** START LISTED ENTRIES **
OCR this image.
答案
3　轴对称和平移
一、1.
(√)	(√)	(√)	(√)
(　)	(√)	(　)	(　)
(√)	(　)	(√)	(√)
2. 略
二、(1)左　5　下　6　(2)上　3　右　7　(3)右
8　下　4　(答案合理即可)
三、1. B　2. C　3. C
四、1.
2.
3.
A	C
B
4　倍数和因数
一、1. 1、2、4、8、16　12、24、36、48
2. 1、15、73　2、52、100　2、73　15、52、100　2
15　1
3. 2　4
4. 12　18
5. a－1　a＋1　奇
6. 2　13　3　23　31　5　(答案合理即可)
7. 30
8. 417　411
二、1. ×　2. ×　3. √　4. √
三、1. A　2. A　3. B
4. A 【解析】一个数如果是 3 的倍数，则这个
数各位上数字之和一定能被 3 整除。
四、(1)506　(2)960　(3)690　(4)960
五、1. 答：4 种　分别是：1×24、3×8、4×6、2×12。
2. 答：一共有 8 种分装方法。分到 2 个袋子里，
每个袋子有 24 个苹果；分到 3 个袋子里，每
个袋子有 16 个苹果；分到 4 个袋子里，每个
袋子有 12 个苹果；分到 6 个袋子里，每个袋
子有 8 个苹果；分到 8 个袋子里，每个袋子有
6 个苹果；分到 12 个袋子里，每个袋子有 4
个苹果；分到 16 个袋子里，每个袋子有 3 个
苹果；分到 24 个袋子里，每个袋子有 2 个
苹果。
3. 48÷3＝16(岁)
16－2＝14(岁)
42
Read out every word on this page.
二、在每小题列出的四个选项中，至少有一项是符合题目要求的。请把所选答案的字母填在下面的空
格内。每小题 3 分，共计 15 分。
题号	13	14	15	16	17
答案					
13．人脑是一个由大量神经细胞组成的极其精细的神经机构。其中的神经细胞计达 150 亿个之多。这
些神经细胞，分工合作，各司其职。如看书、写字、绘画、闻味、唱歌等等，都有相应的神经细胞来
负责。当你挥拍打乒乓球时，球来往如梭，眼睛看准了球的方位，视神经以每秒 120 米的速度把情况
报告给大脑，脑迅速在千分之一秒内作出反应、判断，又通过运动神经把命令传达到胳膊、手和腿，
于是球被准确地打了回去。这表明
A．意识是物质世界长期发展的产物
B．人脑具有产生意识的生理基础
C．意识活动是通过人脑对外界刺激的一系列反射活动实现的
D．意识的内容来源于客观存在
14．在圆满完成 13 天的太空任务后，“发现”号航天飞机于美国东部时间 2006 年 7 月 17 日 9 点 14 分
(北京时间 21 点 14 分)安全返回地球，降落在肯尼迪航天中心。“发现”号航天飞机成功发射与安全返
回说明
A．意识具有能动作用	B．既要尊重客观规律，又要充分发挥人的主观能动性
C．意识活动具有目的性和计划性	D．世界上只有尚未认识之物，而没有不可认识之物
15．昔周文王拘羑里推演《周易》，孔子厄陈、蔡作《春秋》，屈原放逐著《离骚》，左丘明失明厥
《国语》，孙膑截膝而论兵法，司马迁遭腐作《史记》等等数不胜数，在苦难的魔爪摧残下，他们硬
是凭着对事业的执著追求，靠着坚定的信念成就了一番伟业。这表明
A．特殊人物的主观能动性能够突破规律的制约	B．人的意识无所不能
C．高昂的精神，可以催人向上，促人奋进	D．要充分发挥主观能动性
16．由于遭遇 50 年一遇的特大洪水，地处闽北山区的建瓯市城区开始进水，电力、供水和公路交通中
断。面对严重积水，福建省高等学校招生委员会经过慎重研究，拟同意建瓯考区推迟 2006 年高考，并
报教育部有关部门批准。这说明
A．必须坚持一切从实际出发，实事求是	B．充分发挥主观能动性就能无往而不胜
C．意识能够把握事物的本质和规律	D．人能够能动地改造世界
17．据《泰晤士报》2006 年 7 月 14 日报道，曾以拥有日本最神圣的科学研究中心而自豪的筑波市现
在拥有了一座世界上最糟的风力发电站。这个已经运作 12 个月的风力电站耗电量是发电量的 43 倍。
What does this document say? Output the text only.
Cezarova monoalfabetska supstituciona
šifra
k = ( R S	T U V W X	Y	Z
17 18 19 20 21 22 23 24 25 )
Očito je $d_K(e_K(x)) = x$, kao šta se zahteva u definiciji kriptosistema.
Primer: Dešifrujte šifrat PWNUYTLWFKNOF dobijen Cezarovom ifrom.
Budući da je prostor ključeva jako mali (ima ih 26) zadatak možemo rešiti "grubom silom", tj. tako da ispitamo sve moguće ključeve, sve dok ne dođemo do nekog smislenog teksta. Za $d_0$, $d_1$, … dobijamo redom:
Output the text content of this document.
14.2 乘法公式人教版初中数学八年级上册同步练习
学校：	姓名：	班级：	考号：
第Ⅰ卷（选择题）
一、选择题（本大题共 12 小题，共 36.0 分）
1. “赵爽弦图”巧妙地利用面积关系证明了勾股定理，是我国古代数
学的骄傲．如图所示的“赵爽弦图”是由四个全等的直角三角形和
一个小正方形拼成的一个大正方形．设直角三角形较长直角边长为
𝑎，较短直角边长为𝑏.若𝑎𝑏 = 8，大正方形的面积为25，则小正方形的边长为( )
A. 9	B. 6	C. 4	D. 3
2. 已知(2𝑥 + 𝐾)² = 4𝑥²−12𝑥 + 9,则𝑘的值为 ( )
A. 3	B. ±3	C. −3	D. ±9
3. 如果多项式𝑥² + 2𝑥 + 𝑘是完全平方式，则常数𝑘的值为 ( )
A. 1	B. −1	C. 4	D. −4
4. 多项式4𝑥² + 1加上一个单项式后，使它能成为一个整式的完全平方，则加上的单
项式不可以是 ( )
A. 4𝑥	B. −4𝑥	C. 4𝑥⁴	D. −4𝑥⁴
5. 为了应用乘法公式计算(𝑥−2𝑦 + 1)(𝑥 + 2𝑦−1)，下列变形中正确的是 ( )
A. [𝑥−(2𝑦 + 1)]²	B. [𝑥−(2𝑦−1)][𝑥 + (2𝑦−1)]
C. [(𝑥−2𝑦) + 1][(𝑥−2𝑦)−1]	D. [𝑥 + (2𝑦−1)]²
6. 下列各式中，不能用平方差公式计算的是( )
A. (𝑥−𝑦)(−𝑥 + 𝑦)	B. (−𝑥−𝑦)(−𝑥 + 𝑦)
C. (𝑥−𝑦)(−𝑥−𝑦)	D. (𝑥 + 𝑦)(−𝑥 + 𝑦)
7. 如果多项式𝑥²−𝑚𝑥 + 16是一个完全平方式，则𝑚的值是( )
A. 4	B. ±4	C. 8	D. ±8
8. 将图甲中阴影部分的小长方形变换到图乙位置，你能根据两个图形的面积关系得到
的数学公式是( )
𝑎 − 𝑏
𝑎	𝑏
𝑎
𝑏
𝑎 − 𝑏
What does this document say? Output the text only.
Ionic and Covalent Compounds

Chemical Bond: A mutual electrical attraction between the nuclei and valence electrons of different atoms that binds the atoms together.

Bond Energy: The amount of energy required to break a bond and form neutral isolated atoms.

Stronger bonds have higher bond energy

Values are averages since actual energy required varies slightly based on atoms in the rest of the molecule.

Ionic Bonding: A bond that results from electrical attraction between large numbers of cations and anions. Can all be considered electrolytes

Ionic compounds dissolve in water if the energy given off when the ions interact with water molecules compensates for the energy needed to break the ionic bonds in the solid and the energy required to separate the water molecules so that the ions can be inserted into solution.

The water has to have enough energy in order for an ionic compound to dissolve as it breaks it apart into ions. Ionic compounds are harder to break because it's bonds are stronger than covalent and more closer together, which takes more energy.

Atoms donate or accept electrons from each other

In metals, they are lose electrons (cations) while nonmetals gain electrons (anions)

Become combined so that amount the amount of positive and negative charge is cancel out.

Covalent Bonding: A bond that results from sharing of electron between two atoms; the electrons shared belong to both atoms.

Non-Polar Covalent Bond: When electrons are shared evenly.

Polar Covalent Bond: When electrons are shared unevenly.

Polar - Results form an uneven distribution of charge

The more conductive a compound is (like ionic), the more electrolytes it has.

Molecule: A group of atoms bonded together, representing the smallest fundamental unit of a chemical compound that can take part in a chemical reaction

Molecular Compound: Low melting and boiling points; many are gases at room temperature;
** END LISTED ENTRIES **
* **TASK PROMPT**
Each line of the data that includes the word "shared" counts once; report the total and nothing more.

* **TASK RESULT**
3